__GIVEN PROBLEM__.
Every record must be repeated exactly; omit any pictures they contain.

─── RECORDS SHOWN

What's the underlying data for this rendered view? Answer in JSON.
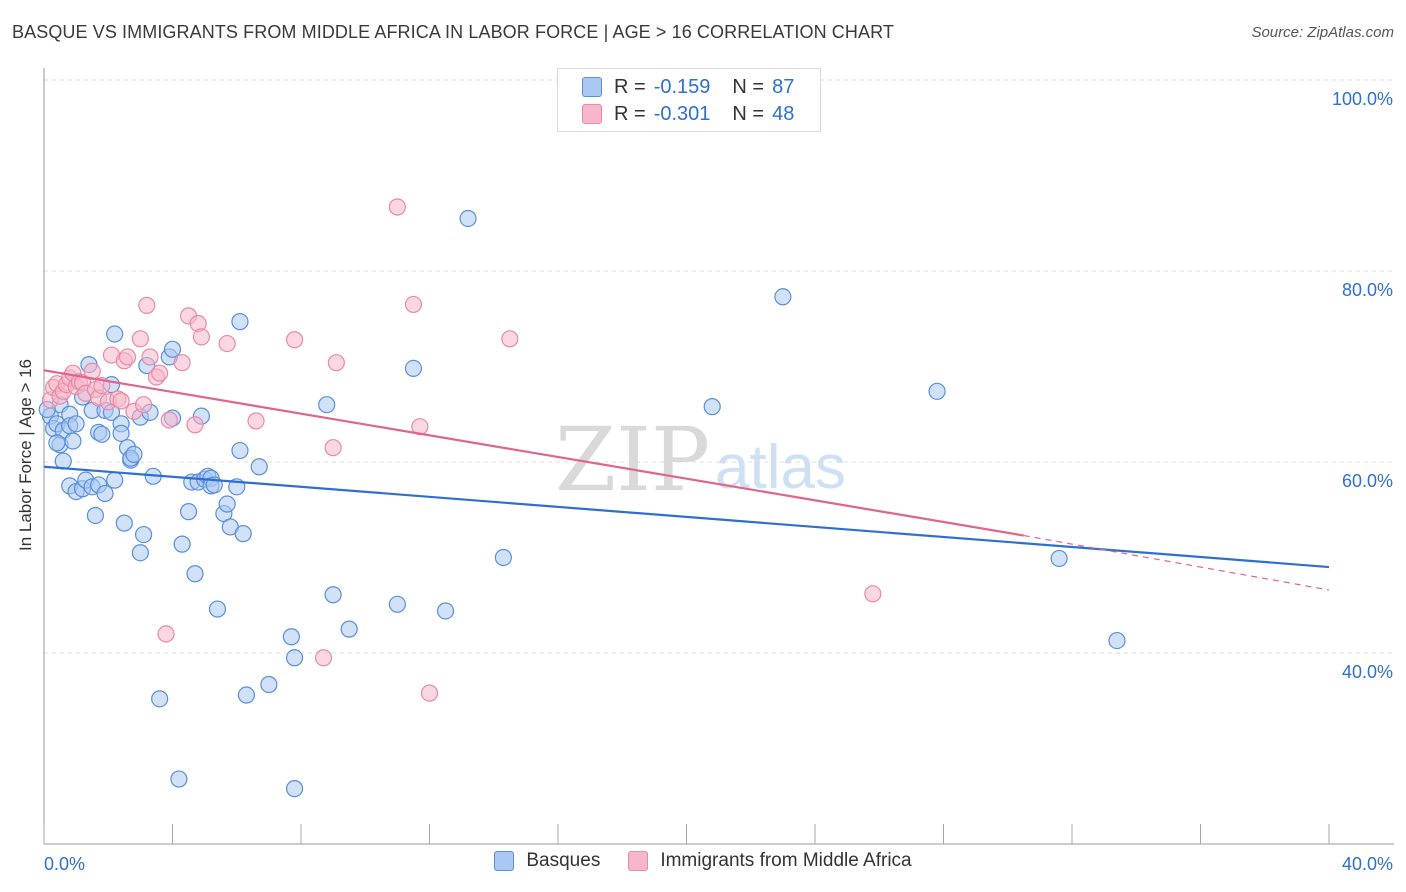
{
  "chart_data": {
    "type": "scatter",
    "title": "BASQUE VS IMMIGRANTS FROM MIDDLE AFRICA IN LABOR FORCE | AGE > 16 CORRELATION CHART",
    "source": "Source: ZipAtlas.com",
    "ylabel": "In Labor Force | Age > 16",
    "xlim": [
      0,
      40
    ],
    "ylim": [
      20,
      100
    ],
    "x_tick_labels": [
      "0.0%",
      "40.0%"
    ],
    "y_ticks": [
      40,
      60,
      80,
      100
    ],
    "y_tick_labels": [
      "40.0%",
      "60.0%",
      "80.0%",
      "100.0%"
    ],
    "grid": true,
    "legend_position": "top-center",
    "watermark": "ZIPatlas",
    "legend_stats": [
      {
        "r_label": "R =",
        "r_value": "-0.159",
        "n_label": "N =",
        "n_value": "87"
      },
      {
        "r_label": "R =",
        "r_value": "-0.301",
        "n_label": "N =",
        "n_value": "48"
      }
    ],
    "series": [
      {
        "name": "Basques",
        "fill": "#aac8f2",
        "stroke": "#5a8fdc",
        "line_color": "#2f6fd0",
        "trend": {
          "x_start": 0,
          "y_start": 59.5,
          "x_end": 40,
          "y_end": 49.0
        },
        "points": [
          [
            0.2,
            64.8
          ],
          [
            0.3,
            63.5
          ],
          [
            0.4,
            64.0
          ],
          [
            0.5,
            66.0
          ],
          [
            0.5,
            61.8
          ],
          [
            0.6,
            63.3
          ],
          [
            0.6,
            60.1
          ],
          [
            0.8,
            65.0
          ],
          [
            0.8,
            63.8
          ],
          [
            0.8,
            57.5
          ],
          [
            0.9,
            62.2
          ],
          [
            1.0,
            64.0
          ],
          [
            1.0,
            56.9
          ],
          [
            1.2,
            66.8
          ],
          [
            1.2,
            57.2
          ],
          [
            1.3,
            58.1
          ],
          [
            1.4,
            70.2
          ],
          [
            1.5,
            65.4
          ],
          [
            1.5,
            57.4
          ],
          [
            1.6,
            54.4
          ],
          [
            1.7,
            63.1
          ],
          [
            1.7,
            57.6
          ],
          [
            1.8,
            62.9
          ],
          [
            1.9,
            65.4
          ],
          [
            1.9,
            56.7
          ],
          [
            2.1,
            68.1
          ],
          [
            2.1,
            65.2
          ],
          [
            2.2,
            58.1
          ],
          [
            2.2,
            73.4
          ],
          [
            2.4,
            64.0
          ],
          [
            2.4,
            63.0
          ],
          [
            2.5,
            53.6
          ],
          [
            2.6,
            61.5
          ],
          [
            2.7,
            60.2
          ],
          [
            2.7,
            60.4
          ],
          [
            2.8,
            60.8
          ],
          [
            3.0,
            64.7
          ],
          [
            3.0,
            50.5
          ],
          [
            3.1,
            52.4
          ],
          [
            3.2,
            70.1
          ],
          [
            3.3,
            65.2
          ],
          [
            3.4,
            58.5
          ],
          [
            3.6,
            35.2
          ],
          [
            3.9,
            71.0
          ],
          [
            4.0,
            64.6
          ],
          [
            4.0,
            71.8
          ],
          [
            4.2,
            26.8
          ],
          [
            4.3,
            51.4
          ],
          [
            4.5,
            54.8
          ],
          [
            4.6,
            57.9
          ],
          [
            4.7,
            48.3
          ],
          [
            4.8,
            57.9
          ],
          [
            4.9,
            64.8
          ],
          [
            5.0,
            58.2
          ],
          [
            5.1,
            58.5
          ],
          [
            5.2,
            58.3
          ],
          [
            5.2,
            57.5
          ],
          [
            5.3,
            57.6
          ],
          [
            5.4,
            44.6
          ],
          [
            5.6,
            54.6
          ],
          [
            5.7,
            55.6
          ],
          [
            5.8,
            53.2
          ],
          [
            6.0,
            57.4
          ],
          [
            6.1,
            61.2
          ],
          [
            6.1,
            74.7
          ],
          [
            6.2,
            52.5
          ],
          [
            6.3,
            35.6
          ],
          [
            6.7,
            59.5
          ],
          [
            7.0,
            36.7
          ],
          [
            7.7,
            41.7
          ],
          [
            7.8,
            39.5
          ],
          [
            7.8,
            25.8
          ],
          [
            8.8,
            66.0
          ],
          [
            9.0,
            46.1
          ],
          [
            9.5,
            42.5
          ],
          [
            11.0,
            45.1
          ],
          [
            11.5,
            69.8
          ],
          [
            12.5,
            44.4
          ],
          [
            13.2,
            85.5
          ],
          [
            14.3,
            50.0
          ],
          [
            20.8,
            65.8
          ],
          [
            23.0,
            77.3
          ],
          [
            27.8,
            67.4
          ],
          [
            31.6,
            49.9
          ],
          [
            33.4,
            41.3
          ],
          [
            0.1,
            65.5
          ],
          [
            0.4,
            62.0
          ]
        ]
      },
      {
        "name": "Immigrants from Middle Africa",
        "fill": "#f7b6c9",
        "stroke": "#e88aa6",
        "line_color": "#e0648c",
        "trend": {
          "x_start": 0,
          "y_start": 69.6,
          "x_end": 30.5,
          "y_end": 52.3
        },
        "trend_dashed": {
          "x_start": 30.5,
          "y_start": 52.3,
          "x_end": 40,
          "y_end": 46.6
        },
        "points": [
          [
            0.2,
            66.5
          ],
          [
            0.3,
            67.8
          ],
          [
            0.4,
            68.2
          ],
          [
            0.5,
            66.9
          ],
          [
            0.6,
            67.4
          ],
          [
            0.7,
            68.1
          ],
          [
            0.8,
            68.8
          ],
          [
            0.9,
            69.3
          ],
          [
            1.0,
            67.9
          ],
          [
            1.1,
            68.4
          ],
          [
            1.2,
            68.3
          ],
          [
            1.3,
            67.2
          ],
          [
            1.5,
            69.5
          ],
          [
            1.6,
            67.6
          ],
          [
            1.7,
            66.7
          ],
          [
            1.8,
            68.0
          ],
          [
            2.0,
            66.3
          ],
          [
            2.1,
            71.2
          ],
          [
            2.3,
            66.6
          ],
          [
            2.4,
            66.4
          ],
          [
            2.5,
            70.6
          ],
          [
            2.6,
            71.0
          ],
          [
            2.8,
            65.3
          ],
          [
            3.0,
            72.9
          ],
          [
            3.1,
            66.0
          ],
          [
            3.2,
            76.4
          ],
          [
            3.3,
            71.0
          ],
          [
            3.5,
            68.9
          ],
          [
            3.6,
            69.3
          ],
          [
            3.8,
            42.0
          ],
          [
            3.9,
            64.4
          ],
          [
            4.3,
            70.4
          ],
          [
            4.5,
            75.3
          ],
          [
            4.7,
            63.9
          ],
          [
            4.8,
            74.5
          ],
          [
            4.9,
            73.1
          ],
          [
            5.7,
            72.4
          ],
          [
            6.6,
            64.3
          ],
          [
            7.8,
            72.8
          ],
          [
            8.7,
            39.5
          ],
          [
            9.0,
            61.5
          ],
          [
            9.1,
            70.4
          ],
          [
            11.0,
            86.7
          ],
          [
            11.5,
            76.5
          ],
          [
            11.7,
            63.7
          ],
          [
            12.0,
            35.8
          ],
          [
            14.5,
            72.9
          ],
          [
            25.8,
            46.2
          ]
        ]
      }
    ]
  }
}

──────

__THE RESULT__.
What's the underlying data for this rendered view? Answer in JSON.
{
  "chart_data": {
    "type": "scatter",
    "title": "BASQUE VS IMMIGRANTS FROM MIDDLE AFRICA IN LABOR FORCE | AGE > 16 CORRELATION CHART",
    "source": "Source: ZipAtlas.com",
    "ylabel": "In Labor Force | Age > 16",
    "xlim": [
      0,
      40
    ],
    "ylim": [
      20,
      100
    ],
    "x_tick_labels": [
      "0.0%",
      "40.0%"
    ],
    "y_ticks": [
      40,
      60,
      80,
      100
    ],
    "y_tick_labels": [
      "40.0%",
      "60.0%",
      "80.0%",
      "100.0%"
    ],
    "grid": true,
    "legend_position": "top-center",
    "watermark": "ZIPatlas",
    "legend_stats": [
      {
        "r_label": "R =",
        "r_value": "-0.159",
        "n_label": "N =",
        "n_value": "87"
      },
      {
        "r_label": "R =",
        "r_value": "-0.301",
        "n_label": "N =",
        "n_value": "48"
      }
    ],
    "series": [
      {
        "name": "Basques",
        "fill": "#aac8f2",
        "stroke": "#5a8fdc",
        "line_color": "#2f6fd0",
        "trend": {
          "x_start": 0,
          "y_start": 59.5,
          "x_end": 40,
          "y_end": 49.0
        },
        "points": [
          [
            0.2,
            64.8
          ],
          [
            0.3,
            63.5
          ],
          [
            0.4,
            64.0
          ],
          [
            0.5,
            66.0
          ],
          [
            0.5,
            61.8
          ],
          [
            0.6,
            63.3
          ],
          [
            0.6,
            60.1
          ],
          [
            0.8,
            65.0
          ],
          [
            0.8,
            63.8
          ],
          [
            0.8,
            57.5
          ],
          [
            0.9,
            62.2
          ],
          [
            1.0,
            64.0
          ],
          [
            1.0,
            56.9
          ],
          [
            1.2,
            66.8
          ],
          [
            1.2,
            57.2
          ],
          [
            1.3,
            58.1
          ],
          [
            1.4,
            70.2
          ],
          [
            1.5,
            65.4
          ],
          [
            1.5,
            57.4
          ],
          [
            1.6,
            54.4
          ],
          [
            1.7,
            63.1
          ],
          [
            1.7,
            57.6
          ],
          [
            1.8,
            62.9
          ],
          [
            1.9,
            65.4
          ],
          [
            1.9,
            56.7
          ],
          [
            2.1,
            68.1
          ],
          [
            2.1,
            65.2
          ],
          [
            2.2,
            58.1
          ],
          [
            2.2,
            73.4
          ],
          [
            2.4,
            64.0
          ],
          [
            2.4,
            63.0
          ],
          [
            2.5,
            53.6
          ],
          [
            2.6,
            61.5
          ],
          [
            2.7,
            60.2
          ],
          [
            2.7,
            60.4
          ],
          [
            2.8,
            60.8
          ],
          [
            3.0,
            64.7
          ],
          [
            3.0,
            50.5
          ],
          [
            3.1,
            52.4
          ],
          [
            3.2,
            70.1
          ],
          [
            3.3,
            65.2
          ],
          [
            3.4,
            58.5
          ],
          [
            3.6,
            35.2
          ],
          [
            3.9,
            71.0
          ],
          [
            4.0,
            64.6
          ],
          [
            4.0,
            71.8
          ],
          [
            4.2,
            26.8
          ],
          [
            4.3,
            51.4
          ],
          [
            4.5,
            54.8
          ],
          [
            4.6,
            57.9
          ],
          [
            4.7,
            48.3
          ],
          [
            4.8,
            57.9
          ],
          [
            4.9,
            64.8
          ],
          [
            5.0,
            58.2
          ],
          [
            5.1,
            58.5
          ],
          [
            5.2,
            58.3
          ],
          [
            5.2,
            57.5
          ],
          [
            5.3,
            57.6
          ],
          [
            5.4,
            44.6
          ],
          [
            5.6,
            54.6
          ],
          [
            5.7,
            55.6
          ],
          [
            5.8,
            53.2
          ],
          [
            6.0,
            57.4
          ],
          [
            6.1,
            61.2
          ],
          [
            6.1,
            74.7
          ],
          [
            6.2,
            52.5
          ],
          [
            6.3,
            35.6
          ],
          [
            6.7,
            59.5
          ],
          [
            7.0,
            36.7
          ],
          [
            7.7,
            41.7
          ],
          [
            7.8,
            39.5
          ],
          [
            7.8,
            25.8
          ],
          [
            8.8,
            66.0
          ],
          [
            9.0,
            46.1
          ],
          [
            9.5,
            42.5
          ],
          [
            11.0,
            45.1
          ],
          [
            11.5,
            69.8
          ],
          [
            12.5,
            44.4
          ],
          [
            13.2,
            85.5
          ],
          [
            14.3,
            50.0
          ],
          [
            20.8,
            65.8
          ],
          [
            23.0,
            77.3
          ],
          [
            27.8,
            67.4
          ],
          [
            31.6,
            49.9
          ],
          [
            33.4,
            41.3
          ],
          [
            0.1,
            65.5
          ],
          [
            0.4,
            62.0
          ]
        ]
      },
      {
        "name": "Immigrants from Middle Africa",
        "fill": "#f7b6c9",
        "stroke": "#e88aa6",
        "line_color": "#e0648c",
        "trend": {
          "x_start": 0,
          "y_start": 69.6,
          "x_end": 30.5,
          "y_end": 52.3
        },
        "trend_dashed": {
          "x_start": 30.5,
          "y_start": 52.3,
          "x_end": 40,
          "y_end": 46.6
        },
        "points": [
          [
            0.2,
            66.5
          ],
          [
            0.3,
            67.8
          ],
          [
            0.4,
            68.2
          ],
          [
            0.5,
            66.9
          ],
          [
            0.6,
            67.4
          ],
          [
            0.7,
            68.1
          ],
          [
            0.8,
            68.8
          ],
          [
            0.9,
            69.3
          ],
          [
            1.0,
            67.9
          ],
          [
            1.1,
            68.4
          ],
          [
            1.2,
            68.3
          ],
          [
            1.3,
            67.2
          ],
          [
            1.5,
            69.5
          ],
          [
            1.6,
            67.6
          ],
          [
            1.7,
            66.7
          ],
          [
            1.8,
            68.0
          ],
          [
            2.0,
            66.3
          ],
          [
            2.1,
            71.2
          ],
          [
            2.3,
            66.6
          ],
          [
            2.4,
            66.4
          ],
          [
            2.5,
            70.6
          ],
          [
            2.6,
            71.0
          ],
          [
            2.8,
            65.3
          ],
          [
            3.0,
            72.9
          ],
          [
            3.1,
            66.0
          ],
          [
            3.2,
            76.4
          ],
          [
            3.3,
            71.0
          ],
          [
            3.5,
            68.9
          ],
          [
            3.6,
            69.3
          ],
          [
            3.8,
            42.0
          ],
          [
            3.9,
            64.4
          ],
          [
            4.3,
            70.4
          ],
          [
            4.5,
            75.3
          ],
          [
            4.7,
            63.9
          ],
          [
            4.8,
            74.5
          ],
          [
            4.9,
            73.1
          ],
          [
            5.7,
            72.4
          ],
          [
            6.6,
            64.3
          ],
          [
            7.8,
            72.8
          ],
          [
            8.7,
            39.5
          ],
          [
            9.0,
            61.5
          ],
          [
            9.1,
            70.4
          ],
          [
            11.0,
            86.7
          ],
          [
            11.5,
            76.5
          ],
          [
            11.7,
            63.7
          ],
          [
            12.0,
            35.8
          ],
          [
            14.5,
            72.9
          ],
          [
            25.8,
            46.2
          ]
        ]
      }
    ]
  }
}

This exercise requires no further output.